__Directions__: Would you quote every entry exactly, dropping only the pictures?

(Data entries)
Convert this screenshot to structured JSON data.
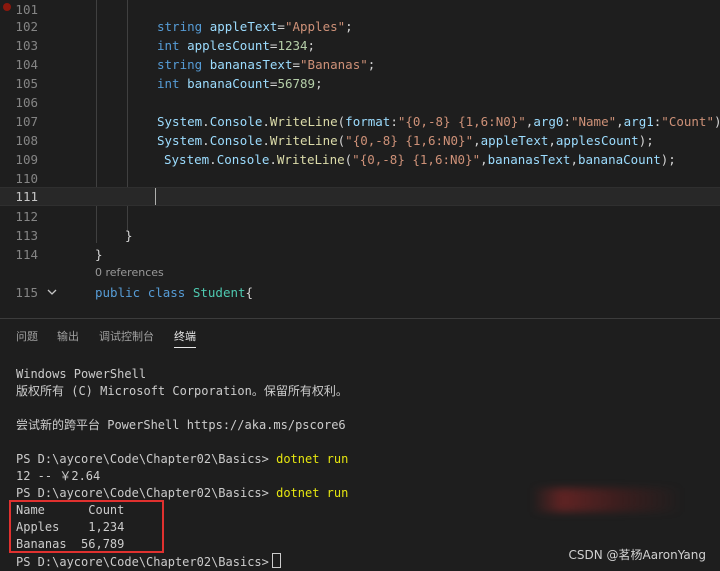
{
  "editor": {
    "lines": [
      {
        "num": "101",
        "code": ""
      },
      {
        "num": "102",
        "code": "string appleText=\"Apples\";"
      },
      {
        "num": "103",
        "code": "int applesCount=1234;"
      },
      {
        "num": "104",
        "code": "string bananasText=\"Bananas\";"
      },
      {
        "num": "105",
        "code": "int bananaCount=56789;"
      },
      {
        "num": "106",
        "code": ""
      },
      {
        "num": "107",
        "code": "System.Console.WriteLine(format:\"{0,-8} {1,6:N0}\",arg0:\"Name\",arg1:\"Count\");"
      },
      {
        "num": "108",
        "code": "System.Console.WriteLine(\"{0,-8} {1,6:N0}\",appleText,applesCount);"
      },
      {
        "num": "109",
        "code": "System.Console.WriteLine(\"{0,-8} {1,6:N0}\",bananasText,bananaCount);"
      },
      {
        "num": "110",
        "code": ""
      },
      {
        "num": "111",
        "code": ""
      },
      {
        "num": "112",
        "code": ""
      },
      {
        "num": "113",
        "code": "}"
      },
      {
        "num": "114",
        "code": "}"
      },
      {
        "num": "115",
        "code": "public class Student{"
      }
    ],
    "codelens": "0 references"
  },
  "panel": {
    "tabs": [
      "问题",
      "输出",
      "调试控制台",
      "终端"
    ],
    "active_tab": "终端"
  },
  "terminal": {
    "lines": [
      "Windows PowerShell",
      "版权所有 (C) Microsoft Corporation。保留所有权利。",
      "",
      "尝试新的跨平台 PowerShell https://aka.ms/pscore6",
      "",
      "PS D:\\aycore\\Code\\Chapter02\\Basics>",
      "12 -- ￥2.64",
      "PS D:\\aycore\\Code\\Chapter02\\Basics>",
      "Name      Count",
      "Apples    1,234",
      "Bananas  56,789",
      "PS D:\\aycore\\Code\\Chapter02\\Basics>"
    ],
    "command": "dotnet run"
  },
  "watermark": "CSDN @茗杨AaronYang"
}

__Answer to the task__:
Convert this screenshot to structured JSON data.
{
  "editor": {
    "lines": [
      {
        "num": "101",
        "code": ""
      },
      {
        "num": "102",
        "code": "string appleText=\"Apples\";"
      },
      {
        "num": "103",
        "code": "int applesCount=1234;"
      },
      {
        "num": "104",
        "code": "string bananasText=\"Bananas\";"
      },
      {
        "num": "105",
        "code": "int bananaCount=56789;"
      },
      {
        "num": "106",
        "code": ""
      },
      {
        "num": "107",
        "code": "System.Console.WriteLine(format:\"{0,-8} {1,6:N0}\",arg0:\"Name\",arg1:\"Count\");"
      },
      {
        "num": "108",
        "code": "System.Console.WriteLine(\"{0,-8} {1,6:N0}\",appleText,applesCount);"
      },
      {
        "num": "109",
        "code": "System.Console.WriteLine(\"{0,-8} {1,6:N0}\",bananasText,bananaCount);"
      },
      {
        "num": "110",
        "code": ""
      },
      {
        "num": "111",
        "code": ""
      },
      {
        "num": "112",
        "code": ""
      },
      {
        "num": "113",
        "code": "}"
      },
      {
        "num": "114",
        "code": "}"
      },
      {
        "num": "115",
        "code": "public class Student{"
      }
    ],
    "codelens": "0 references"
  },
  "panel": {
    "tabs": [
      "问题",
      "输出",
      "调试控制台",
      "终端"
    ],
    "active_tab": "终端"
  },
  "terminal": {
    "lines": [
      "Windows PowerShell",
      "版权所有 (C) Microsoft Corporation。保留所有权利。",
      "",
      "尝试新的跨平台 PowerShell https://aka.ms/pscore6",
      "",
      "PS D:\\aycore\\Code\\Chapter02\\Basics>",
      "12 -- ￥2.64",
      "PS D:\\aycore\\Code\\Chapter02\\Basics>",
      "Name      Count",
      "Apples    1,234",
      "Bananas  56,789",
      "PS D:\\aycore\\Code\\Chapter02\\Basics>"
    ],
    "command": "dotnet run"
  },
  "watermark": "CSDN @茗杨AaronYang"
}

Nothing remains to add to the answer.